REQUIREMENTS
Exactly reproduce each record listed below.
[start]
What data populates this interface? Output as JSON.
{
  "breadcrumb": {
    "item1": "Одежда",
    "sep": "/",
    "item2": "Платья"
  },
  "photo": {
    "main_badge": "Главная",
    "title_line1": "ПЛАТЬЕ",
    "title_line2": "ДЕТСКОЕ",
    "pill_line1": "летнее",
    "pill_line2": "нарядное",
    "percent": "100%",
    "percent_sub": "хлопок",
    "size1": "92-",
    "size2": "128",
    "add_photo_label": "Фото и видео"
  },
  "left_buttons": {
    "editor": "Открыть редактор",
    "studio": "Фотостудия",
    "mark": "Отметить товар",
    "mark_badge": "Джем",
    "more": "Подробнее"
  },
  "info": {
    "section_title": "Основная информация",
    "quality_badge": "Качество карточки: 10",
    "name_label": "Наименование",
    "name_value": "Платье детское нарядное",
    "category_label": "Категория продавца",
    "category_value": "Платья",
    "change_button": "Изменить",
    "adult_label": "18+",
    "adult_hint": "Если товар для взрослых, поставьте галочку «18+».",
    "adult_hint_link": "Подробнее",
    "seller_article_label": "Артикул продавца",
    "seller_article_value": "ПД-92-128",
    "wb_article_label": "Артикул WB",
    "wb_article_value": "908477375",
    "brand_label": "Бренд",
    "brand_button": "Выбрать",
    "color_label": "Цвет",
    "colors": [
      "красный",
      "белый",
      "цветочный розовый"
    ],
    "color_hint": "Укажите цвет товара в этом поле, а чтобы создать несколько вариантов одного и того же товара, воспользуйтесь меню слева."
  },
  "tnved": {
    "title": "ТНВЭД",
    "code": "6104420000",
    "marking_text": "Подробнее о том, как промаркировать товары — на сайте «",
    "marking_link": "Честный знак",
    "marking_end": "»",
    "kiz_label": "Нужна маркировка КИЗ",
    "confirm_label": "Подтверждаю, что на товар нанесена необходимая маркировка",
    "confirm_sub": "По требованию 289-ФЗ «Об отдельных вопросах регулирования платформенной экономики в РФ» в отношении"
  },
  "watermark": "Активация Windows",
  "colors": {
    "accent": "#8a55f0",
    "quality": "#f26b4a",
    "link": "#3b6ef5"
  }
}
[end]
FINAL RESULT
What data populates this interface? Output as JSON.
{
  "breadcrumb": {
    "item1": "Одежда",
    "sep": "/",
    "item2": "Платья"
  },
  "photo": {
    "main_badge": "Главная",
    "title_line1": "ПЛАТЬЕ",
    "title_line2": "ДЕТСКОЕ",
    "pill_line1": "летнее",
    "pill_line2": "нарядное",
    "percent": "100%",
    "percent_sub": "хлопок",
    "size1": "92-",
    "size2": "128",
    "add_photo_label": "Фото и видео"
  },
  "left_buttons": {
    "editor": "Открыть редактор",
    "studio": "Фотостудия",
    "mark": "Отметить товар",
    "mark_badge": "Джем",
    "more": "Подробнее"
  },
  "info": {
    "section_title": "Основная информация",
    "quality_badge": "Качество карточки: 10",
    "name_label": "Наименование",
    "name_value": "Платье детское нарядное",
    "category_label": "Категория продавца",
    "category_value": "Платья",
    "change_button": "Изменить",
    "adult_label": "18+",
    "adult_hint": "Если товар для взрослых, поставьте галочку «18+».",
    "adult_hint_link": "Подробнее",
    "seller_article_label": "Артикул продавца",
    "seller_article_value": "ПД-92-128",
    "wb_article_label": "Артикул WB",
    "wb_article_value": "908477375",
    "brand_label": "Бренд",
    "brand_button": "Выбрать",
    "color_label": "Цвет",
    "colors": [
      "красный",
      "белый",
      "цветочный розовый"
    ],
    "color_hint": "Укажите цвет товара в этом поле, а чтобы создать несколько вариантов одного и того же товара, воспользуйтесь меню слева."
  },
  "tnved": {
    "title": "ТНВЭД",
    "code": "6104420000",
    "marking_text": "Подробнее о том, как промаркировать товары — на сайте «",
    "marking_link": "Честный знак",
    "marking_end": "»",
    "kiz_label": "Нужна маркировка КИЗ",
    "confirm_label": "Подтверждаю, что на товар нанесена необходимая маркировка",
    "confirm_sub": "По требованию 289-ФЗ «Об отдельных вопросах регулирования платформенной экономики в РФ» в отношении"
  },
  "watermark": "Активация Windows",
  "colors": {
    "accent": "#8a55f0",
    "quality": "#f26b4a",
    "link": "#3b6ef5"
  }
}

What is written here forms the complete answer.